» WORK INSTRUCTIONS
In the entries, find all lines that hold the word "легковым" and copy them.

» INFORMATION PROVIDED
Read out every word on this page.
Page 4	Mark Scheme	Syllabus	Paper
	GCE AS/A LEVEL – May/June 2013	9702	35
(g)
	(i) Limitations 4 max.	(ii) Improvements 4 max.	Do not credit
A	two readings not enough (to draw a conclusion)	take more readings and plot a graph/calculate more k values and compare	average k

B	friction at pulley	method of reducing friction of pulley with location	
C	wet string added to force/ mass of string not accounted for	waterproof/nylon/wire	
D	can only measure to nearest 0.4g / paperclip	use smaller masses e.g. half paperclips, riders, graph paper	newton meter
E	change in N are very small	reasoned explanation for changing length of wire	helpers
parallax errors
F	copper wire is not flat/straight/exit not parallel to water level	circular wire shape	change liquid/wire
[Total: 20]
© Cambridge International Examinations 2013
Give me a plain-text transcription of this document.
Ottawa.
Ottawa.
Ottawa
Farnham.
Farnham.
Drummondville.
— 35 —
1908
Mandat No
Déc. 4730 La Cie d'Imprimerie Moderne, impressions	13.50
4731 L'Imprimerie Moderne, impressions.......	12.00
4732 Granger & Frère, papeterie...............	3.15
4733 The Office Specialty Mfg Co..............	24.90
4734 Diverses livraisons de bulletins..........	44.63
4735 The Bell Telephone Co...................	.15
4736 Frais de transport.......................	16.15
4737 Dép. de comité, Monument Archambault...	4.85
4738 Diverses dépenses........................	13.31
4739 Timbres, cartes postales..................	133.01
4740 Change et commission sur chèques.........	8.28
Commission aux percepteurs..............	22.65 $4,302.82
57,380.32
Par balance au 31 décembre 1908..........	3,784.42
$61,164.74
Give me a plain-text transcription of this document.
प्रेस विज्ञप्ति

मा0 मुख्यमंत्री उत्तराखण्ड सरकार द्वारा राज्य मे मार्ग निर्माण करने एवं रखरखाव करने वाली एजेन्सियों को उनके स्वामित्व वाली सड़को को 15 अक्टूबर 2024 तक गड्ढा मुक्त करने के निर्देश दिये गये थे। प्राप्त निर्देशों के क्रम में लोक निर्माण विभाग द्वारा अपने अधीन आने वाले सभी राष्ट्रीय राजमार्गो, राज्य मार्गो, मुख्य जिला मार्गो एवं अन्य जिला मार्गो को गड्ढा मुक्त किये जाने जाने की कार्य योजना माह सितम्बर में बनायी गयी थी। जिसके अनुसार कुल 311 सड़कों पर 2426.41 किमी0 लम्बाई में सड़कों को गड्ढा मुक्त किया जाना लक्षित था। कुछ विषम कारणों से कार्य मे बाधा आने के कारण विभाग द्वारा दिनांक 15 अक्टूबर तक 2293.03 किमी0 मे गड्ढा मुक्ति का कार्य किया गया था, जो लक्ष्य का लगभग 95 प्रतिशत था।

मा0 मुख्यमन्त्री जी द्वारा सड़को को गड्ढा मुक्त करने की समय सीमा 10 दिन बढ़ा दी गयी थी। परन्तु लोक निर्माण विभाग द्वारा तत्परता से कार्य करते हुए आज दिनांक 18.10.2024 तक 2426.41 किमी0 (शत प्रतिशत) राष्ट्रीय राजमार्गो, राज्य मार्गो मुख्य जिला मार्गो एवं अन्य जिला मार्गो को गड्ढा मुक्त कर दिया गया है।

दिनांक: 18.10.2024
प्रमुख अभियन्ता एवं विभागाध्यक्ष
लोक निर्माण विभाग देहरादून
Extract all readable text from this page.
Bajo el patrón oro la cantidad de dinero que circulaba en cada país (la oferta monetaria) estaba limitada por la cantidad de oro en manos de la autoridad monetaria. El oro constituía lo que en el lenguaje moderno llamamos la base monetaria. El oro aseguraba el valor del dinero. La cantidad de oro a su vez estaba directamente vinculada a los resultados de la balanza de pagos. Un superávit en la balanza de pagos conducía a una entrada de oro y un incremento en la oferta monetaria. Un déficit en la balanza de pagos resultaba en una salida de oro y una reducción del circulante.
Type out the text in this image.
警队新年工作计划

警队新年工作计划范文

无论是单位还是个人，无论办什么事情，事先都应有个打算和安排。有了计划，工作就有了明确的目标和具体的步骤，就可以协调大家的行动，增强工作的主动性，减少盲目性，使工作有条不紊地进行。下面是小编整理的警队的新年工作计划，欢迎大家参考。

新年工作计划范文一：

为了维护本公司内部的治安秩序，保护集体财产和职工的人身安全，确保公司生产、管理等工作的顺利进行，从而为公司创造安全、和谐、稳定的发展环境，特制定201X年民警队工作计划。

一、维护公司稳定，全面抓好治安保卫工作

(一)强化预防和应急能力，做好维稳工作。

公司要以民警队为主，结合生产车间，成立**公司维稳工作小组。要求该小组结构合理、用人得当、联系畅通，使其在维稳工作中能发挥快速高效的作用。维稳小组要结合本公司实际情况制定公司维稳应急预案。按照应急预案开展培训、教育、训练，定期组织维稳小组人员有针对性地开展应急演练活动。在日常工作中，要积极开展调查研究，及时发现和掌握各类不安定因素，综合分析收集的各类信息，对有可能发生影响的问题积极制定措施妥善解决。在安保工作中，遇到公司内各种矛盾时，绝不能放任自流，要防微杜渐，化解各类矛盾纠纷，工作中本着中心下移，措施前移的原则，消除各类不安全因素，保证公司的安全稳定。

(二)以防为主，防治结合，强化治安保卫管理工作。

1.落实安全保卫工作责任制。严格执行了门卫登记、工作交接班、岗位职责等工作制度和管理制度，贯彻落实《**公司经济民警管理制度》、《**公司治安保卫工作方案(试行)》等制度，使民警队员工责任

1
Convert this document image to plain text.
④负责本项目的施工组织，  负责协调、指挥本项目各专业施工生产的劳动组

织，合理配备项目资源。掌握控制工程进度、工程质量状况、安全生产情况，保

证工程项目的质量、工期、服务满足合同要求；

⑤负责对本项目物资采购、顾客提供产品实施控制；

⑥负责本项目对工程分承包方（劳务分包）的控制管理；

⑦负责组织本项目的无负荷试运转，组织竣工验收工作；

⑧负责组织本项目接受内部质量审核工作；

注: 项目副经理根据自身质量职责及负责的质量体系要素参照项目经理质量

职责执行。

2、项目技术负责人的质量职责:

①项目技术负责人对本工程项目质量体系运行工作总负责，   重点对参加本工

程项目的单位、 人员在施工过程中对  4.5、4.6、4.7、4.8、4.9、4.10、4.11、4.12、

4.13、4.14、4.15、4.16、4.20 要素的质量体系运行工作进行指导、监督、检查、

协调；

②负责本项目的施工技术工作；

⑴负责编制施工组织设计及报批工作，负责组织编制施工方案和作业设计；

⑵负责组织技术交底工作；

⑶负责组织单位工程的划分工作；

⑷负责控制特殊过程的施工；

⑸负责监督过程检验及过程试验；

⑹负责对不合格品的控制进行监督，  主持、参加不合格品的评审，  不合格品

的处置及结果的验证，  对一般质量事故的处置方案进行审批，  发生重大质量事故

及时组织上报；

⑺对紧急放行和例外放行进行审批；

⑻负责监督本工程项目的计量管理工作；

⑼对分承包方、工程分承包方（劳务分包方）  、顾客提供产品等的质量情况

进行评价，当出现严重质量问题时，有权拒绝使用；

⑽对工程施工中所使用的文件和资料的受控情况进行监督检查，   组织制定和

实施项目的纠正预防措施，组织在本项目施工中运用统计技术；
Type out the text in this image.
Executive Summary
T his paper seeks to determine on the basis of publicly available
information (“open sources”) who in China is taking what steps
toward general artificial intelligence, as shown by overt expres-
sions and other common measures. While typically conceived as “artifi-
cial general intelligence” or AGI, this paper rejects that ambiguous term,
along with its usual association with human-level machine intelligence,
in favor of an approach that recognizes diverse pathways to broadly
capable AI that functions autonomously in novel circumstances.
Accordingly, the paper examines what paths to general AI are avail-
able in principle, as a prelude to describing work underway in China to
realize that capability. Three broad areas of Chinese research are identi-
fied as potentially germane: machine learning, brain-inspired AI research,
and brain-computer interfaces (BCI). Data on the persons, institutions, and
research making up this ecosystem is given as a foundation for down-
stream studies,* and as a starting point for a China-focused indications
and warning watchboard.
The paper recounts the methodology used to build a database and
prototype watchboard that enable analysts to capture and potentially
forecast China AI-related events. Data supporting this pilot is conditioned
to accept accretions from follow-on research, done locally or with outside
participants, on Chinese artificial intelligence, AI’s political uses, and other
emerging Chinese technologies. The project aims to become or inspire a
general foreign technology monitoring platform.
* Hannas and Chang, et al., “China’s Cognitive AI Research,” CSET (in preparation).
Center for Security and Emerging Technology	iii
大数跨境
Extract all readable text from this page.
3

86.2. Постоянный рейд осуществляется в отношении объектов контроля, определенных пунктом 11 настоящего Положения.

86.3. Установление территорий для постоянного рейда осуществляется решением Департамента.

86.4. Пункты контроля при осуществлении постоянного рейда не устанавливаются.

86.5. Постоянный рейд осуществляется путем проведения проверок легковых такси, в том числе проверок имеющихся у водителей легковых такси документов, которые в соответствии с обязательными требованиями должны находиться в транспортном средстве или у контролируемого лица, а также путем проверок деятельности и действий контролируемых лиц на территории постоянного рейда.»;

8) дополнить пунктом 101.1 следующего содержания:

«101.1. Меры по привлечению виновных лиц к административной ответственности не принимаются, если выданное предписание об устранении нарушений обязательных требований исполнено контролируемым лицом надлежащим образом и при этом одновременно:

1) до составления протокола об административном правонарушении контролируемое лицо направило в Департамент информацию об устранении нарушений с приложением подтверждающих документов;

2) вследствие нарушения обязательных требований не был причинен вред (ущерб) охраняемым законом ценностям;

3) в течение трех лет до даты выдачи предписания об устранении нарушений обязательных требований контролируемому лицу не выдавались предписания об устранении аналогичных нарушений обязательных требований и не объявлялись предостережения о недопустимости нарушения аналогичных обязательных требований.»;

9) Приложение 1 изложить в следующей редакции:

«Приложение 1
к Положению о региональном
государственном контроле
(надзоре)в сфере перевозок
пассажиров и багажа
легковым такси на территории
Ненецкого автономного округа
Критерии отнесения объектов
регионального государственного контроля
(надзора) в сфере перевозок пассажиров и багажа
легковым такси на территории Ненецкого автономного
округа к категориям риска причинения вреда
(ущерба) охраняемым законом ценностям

» EXERCISE ANSWER
легковым такси на территории
легковым такси на территории Ненецкого автономного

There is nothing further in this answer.